■ **SET EXERCISE**
Pick out the lines in the listing below that contain the word "bottom" and copy them.

:: LISTED ENTRIES ::

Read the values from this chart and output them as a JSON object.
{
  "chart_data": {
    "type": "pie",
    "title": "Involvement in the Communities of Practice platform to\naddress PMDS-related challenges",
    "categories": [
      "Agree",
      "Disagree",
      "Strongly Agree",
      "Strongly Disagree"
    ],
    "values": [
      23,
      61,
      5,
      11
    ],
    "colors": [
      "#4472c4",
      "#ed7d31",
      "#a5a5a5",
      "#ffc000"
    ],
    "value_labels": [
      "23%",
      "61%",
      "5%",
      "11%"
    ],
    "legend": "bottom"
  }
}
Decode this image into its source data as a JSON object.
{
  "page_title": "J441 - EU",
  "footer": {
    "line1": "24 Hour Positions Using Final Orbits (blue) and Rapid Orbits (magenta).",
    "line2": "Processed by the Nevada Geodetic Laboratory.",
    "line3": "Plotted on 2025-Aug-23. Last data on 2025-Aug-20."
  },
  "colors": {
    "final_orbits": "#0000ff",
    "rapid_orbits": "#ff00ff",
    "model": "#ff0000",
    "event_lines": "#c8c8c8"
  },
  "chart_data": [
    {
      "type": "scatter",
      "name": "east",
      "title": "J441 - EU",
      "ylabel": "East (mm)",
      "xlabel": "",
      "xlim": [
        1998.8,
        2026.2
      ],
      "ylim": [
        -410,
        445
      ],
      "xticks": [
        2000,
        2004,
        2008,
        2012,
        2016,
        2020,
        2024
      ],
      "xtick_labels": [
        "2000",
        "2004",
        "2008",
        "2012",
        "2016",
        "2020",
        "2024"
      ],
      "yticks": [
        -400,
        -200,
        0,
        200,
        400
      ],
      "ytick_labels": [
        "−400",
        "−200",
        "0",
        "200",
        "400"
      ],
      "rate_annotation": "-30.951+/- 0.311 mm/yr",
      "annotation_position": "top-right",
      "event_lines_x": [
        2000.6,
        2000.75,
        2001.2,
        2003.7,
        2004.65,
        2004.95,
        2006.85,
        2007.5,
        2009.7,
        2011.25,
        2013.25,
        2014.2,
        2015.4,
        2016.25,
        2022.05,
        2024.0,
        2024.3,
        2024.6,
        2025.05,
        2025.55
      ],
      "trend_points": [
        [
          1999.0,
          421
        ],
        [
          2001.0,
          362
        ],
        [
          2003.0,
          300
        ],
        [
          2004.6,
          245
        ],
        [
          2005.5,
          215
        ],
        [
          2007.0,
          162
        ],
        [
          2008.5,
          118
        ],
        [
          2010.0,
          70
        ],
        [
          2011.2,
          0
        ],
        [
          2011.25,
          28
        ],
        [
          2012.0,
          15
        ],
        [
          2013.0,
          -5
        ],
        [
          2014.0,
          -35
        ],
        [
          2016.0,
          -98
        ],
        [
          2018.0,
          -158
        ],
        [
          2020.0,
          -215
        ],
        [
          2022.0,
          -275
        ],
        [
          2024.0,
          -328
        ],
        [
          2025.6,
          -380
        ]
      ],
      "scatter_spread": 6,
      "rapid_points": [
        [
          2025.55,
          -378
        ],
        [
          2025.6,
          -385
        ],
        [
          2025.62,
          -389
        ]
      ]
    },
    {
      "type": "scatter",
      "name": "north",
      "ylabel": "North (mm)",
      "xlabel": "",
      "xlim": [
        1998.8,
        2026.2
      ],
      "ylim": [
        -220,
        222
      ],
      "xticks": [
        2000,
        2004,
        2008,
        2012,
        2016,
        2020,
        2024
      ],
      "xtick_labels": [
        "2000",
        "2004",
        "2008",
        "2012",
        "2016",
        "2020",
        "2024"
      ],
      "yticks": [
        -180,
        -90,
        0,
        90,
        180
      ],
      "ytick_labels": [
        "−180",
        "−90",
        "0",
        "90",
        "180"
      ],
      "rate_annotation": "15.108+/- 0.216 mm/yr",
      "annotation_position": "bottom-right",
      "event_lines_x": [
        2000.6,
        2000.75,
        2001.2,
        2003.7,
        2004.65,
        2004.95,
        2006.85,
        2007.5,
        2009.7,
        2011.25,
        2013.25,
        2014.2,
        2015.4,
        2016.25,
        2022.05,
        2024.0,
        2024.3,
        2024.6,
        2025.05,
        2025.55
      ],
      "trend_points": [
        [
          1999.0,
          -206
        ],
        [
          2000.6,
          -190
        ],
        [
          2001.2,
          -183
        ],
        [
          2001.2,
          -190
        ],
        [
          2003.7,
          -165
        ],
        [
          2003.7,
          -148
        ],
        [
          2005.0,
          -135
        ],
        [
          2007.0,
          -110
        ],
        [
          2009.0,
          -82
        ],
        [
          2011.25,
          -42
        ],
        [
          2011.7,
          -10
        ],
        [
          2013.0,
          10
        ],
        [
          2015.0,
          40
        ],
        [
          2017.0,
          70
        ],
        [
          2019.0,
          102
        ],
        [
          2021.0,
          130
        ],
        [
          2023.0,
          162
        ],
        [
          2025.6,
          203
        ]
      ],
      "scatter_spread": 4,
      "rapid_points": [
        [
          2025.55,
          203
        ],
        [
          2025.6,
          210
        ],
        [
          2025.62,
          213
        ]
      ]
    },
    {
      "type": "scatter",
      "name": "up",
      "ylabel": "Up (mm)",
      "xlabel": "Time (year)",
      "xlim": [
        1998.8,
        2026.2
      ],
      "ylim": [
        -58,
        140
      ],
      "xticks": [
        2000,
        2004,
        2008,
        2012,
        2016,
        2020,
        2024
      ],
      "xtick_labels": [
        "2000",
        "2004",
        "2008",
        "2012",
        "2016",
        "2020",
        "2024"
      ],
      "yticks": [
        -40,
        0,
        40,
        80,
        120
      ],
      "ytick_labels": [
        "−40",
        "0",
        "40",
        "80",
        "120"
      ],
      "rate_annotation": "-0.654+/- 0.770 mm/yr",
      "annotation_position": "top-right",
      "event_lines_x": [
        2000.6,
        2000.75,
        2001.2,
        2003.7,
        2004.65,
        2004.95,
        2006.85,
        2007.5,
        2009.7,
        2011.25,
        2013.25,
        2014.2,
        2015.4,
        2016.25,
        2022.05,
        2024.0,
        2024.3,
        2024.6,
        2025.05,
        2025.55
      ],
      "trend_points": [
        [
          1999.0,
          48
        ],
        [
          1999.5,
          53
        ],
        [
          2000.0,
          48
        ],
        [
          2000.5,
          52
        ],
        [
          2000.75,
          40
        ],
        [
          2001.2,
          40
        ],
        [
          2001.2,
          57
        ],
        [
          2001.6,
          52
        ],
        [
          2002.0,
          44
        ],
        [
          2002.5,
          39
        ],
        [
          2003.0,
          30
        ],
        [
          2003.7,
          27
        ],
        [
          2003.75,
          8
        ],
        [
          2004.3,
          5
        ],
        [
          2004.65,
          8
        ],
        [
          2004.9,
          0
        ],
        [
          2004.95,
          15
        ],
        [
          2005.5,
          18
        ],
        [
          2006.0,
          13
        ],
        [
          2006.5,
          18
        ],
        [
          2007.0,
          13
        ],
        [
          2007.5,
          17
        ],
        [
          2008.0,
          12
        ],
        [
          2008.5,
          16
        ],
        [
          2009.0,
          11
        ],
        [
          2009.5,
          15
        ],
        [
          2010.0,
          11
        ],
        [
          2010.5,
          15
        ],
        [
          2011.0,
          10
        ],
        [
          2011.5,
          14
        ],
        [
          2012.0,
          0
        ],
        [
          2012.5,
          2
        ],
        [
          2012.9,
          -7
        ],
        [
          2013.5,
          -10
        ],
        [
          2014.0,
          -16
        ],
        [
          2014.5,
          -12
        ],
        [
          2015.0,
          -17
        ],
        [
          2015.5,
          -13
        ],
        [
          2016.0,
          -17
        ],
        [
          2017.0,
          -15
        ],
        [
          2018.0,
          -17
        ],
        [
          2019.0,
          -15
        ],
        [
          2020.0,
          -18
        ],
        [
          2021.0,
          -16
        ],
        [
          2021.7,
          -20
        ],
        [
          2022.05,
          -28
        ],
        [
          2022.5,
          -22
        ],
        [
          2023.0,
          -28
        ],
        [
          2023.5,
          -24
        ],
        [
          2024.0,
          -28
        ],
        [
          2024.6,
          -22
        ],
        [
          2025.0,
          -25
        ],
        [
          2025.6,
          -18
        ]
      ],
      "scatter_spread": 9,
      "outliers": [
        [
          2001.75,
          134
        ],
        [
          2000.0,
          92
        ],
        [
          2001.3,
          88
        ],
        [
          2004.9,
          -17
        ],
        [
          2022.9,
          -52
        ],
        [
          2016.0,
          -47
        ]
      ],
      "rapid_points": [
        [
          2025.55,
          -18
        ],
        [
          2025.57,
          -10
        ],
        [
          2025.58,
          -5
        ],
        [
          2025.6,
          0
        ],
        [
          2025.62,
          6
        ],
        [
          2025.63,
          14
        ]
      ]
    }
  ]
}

:::

■ **RESPONSE FOR THIS EXERCISE**
    "legend": "bottom"
      "annotation_position": "bottom-right",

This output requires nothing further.